Source data:
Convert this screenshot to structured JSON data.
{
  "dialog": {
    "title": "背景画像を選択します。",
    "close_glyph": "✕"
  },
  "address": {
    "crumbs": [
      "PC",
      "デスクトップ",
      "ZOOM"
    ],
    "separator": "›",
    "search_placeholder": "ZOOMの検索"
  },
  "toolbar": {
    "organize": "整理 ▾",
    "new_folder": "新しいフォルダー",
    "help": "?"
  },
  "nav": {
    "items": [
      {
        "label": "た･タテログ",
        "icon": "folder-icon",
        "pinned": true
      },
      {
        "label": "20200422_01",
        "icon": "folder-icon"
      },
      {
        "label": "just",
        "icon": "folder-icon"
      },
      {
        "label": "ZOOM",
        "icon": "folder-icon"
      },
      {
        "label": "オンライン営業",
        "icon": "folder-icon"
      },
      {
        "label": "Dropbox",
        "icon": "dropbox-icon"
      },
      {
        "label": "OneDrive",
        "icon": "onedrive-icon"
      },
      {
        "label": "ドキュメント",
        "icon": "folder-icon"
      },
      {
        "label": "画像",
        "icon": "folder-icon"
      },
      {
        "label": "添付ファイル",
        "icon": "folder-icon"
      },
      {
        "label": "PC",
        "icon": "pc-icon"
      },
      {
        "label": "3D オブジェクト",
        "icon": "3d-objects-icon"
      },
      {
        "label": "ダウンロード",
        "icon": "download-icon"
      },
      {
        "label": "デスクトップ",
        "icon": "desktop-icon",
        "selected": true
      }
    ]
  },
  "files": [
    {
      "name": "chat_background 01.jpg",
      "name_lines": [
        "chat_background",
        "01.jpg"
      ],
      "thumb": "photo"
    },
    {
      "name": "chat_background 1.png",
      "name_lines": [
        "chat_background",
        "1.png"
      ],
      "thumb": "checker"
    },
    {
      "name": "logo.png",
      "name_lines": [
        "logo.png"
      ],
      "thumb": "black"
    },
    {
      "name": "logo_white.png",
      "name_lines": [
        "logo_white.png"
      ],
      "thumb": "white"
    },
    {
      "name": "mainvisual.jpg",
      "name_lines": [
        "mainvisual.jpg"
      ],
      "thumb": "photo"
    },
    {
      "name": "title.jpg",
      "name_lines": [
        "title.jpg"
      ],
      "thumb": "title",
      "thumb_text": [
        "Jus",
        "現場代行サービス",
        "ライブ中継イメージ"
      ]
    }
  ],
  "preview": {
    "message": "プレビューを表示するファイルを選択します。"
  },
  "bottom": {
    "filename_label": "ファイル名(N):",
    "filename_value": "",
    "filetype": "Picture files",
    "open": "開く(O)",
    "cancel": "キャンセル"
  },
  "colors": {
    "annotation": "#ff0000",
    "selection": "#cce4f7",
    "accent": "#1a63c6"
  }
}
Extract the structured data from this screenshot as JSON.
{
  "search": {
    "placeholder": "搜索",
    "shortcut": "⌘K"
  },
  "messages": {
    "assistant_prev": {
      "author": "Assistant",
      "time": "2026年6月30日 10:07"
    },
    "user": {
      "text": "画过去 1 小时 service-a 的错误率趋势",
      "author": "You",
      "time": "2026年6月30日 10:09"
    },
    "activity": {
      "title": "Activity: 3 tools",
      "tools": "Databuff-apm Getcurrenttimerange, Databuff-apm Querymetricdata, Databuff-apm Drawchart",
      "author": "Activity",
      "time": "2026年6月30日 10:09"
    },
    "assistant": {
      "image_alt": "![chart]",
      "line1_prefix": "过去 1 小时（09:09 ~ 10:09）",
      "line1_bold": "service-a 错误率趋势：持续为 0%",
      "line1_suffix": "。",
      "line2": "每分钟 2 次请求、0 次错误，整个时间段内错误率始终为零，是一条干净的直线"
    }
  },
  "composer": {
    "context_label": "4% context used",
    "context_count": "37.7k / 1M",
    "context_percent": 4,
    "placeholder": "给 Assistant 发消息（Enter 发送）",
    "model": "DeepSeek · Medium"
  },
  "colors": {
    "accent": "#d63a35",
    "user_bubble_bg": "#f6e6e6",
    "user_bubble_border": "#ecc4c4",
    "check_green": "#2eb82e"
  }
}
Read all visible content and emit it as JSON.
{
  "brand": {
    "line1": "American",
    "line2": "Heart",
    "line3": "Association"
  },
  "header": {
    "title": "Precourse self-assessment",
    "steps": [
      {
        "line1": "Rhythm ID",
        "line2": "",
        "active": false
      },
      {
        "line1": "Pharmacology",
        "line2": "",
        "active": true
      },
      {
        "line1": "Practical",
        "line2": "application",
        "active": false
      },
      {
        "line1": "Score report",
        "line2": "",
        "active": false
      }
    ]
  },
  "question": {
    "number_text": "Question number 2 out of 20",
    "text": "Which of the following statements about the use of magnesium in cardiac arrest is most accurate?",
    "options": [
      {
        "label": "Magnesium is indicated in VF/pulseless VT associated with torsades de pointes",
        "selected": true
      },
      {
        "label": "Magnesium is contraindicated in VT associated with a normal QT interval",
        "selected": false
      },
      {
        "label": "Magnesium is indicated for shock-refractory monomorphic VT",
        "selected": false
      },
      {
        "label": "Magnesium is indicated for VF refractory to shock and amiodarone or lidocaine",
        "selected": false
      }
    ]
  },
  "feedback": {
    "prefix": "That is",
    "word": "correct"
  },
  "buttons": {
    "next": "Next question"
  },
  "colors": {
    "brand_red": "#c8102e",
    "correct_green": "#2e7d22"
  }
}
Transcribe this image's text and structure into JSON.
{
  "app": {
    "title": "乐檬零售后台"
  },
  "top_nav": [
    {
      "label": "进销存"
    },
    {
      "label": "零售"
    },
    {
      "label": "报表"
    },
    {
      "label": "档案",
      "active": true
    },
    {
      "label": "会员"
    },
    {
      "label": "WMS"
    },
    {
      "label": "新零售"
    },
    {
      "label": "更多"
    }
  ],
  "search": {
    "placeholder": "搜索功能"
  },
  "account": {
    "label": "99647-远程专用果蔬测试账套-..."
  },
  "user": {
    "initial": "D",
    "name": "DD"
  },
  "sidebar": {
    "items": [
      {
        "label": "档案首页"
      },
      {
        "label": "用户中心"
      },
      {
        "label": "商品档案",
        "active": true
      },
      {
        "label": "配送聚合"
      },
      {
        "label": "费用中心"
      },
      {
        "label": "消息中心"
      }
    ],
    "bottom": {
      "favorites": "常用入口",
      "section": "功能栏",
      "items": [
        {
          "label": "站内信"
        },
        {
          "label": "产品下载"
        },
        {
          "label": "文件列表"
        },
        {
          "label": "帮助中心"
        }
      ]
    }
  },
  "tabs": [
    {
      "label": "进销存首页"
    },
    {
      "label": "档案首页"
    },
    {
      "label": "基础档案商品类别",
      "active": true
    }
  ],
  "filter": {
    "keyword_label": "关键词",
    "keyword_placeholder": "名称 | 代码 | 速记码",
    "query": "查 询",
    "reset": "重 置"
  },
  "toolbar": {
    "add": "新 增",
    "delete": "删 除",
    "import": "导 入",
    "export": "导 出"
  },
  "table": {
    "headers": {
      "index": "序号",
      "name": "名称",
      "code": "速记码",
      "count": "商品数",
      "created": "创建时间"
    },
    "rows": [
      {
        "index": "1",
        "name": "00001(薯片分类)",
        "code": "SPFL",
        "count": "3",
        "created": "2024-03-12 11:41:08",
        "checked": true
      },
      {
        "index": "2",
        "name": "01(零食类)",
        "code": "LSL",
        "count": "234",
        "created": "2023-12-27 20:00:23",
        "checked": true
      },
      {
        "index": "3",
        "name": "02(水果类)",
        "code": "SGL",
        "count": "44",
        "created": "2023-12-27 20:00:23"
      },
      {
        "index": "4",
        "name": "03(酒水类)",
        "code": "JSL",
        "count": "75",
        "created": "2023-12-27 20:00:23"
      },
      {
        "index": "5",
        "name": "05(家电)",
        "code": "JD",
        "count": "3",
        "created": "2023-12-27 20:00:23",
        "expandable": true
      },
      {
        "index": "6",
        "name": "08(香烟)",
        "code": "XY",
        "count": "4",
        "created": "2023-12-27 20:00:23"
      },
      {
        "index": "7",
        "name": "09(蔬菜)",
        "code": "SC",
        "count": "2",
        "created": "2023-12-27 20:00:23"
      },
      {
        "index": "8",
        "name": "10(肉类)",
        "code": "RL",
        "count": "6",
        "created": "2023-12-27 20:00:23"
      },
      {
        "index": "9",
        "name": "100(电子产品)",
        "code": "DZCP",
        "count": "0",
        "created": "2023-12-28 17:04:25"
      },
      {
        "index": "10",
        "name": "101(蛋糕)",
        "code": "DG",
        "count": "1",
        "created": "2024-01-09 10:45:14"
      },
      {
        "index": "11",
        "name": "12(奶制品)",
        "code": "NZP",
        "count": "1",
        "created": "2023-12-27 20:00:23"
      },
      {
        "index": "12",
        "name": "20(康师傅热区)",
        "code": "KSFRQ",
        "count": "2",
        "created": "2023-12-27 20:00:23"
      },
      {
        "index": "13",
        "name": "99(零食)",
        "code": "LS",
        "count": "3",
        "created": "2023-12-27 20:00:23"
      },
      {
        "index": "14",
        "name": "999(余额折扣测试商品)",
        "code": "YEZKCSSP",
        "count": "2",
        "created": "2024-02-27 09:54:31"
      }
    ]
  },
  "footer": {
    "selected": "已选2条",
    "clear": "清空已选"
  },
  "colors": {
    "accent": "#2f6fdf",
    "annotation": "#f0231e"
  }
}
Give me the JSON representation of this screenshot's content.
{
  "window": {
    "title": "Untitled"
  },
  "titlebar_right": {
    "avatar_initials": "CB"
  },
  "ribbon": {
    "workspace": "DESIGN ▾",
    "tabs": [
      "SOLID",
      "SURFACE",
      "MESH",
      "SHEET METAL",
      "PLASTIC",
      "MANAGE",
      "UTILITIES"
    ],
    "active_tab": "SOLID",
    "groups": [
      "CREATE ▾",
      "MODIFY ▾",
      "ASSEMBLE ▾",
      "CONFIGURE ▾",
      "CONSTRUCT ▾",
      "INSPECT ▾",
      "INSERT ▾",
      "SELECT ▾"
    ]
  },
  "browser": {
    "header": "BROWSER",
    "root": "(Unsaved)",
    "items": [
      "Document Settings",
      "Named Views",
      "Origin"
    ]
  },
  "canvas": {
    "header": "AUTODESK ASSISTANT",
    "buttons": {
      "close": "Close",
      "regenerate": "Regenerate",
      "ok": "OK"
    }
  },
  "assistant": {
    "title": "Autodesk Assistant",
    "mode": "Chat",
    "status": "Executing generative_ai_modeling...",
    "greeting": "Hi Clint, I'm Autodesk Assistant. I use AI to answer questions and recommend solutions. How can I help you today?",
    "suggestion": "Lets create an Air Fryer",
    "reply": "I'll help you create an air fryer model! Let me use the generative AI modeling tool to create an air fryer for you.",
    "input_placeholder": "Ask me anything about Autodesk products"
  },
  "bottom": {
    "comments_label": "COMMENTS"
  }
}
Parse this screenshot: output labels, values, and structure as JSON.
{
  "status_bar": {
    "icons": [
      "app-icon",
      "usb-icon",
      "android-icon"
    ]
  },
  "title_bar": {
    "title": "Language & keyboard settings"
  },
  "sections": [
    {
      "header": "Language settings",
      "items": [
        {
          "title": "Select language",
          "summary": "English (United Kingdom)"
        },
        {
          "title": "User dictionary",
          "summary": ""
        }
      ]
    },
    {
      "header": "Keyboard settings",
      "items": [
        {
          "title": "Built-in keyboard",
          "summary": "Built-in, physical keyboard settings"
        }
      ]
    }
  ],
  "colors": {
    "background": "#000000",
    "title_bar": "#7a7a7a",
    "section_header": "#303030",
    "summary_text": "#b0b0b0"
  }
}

Brief:
Identify every line above with the string "tools" in it. Copy those lines.

Solution to the exercise:
      "title": "Activity: 3 tools",
      "tools": "Databuff-apm Getcurrenttimerange, Databuff-apm Querymetricdata, Databuff-apm Drawchart",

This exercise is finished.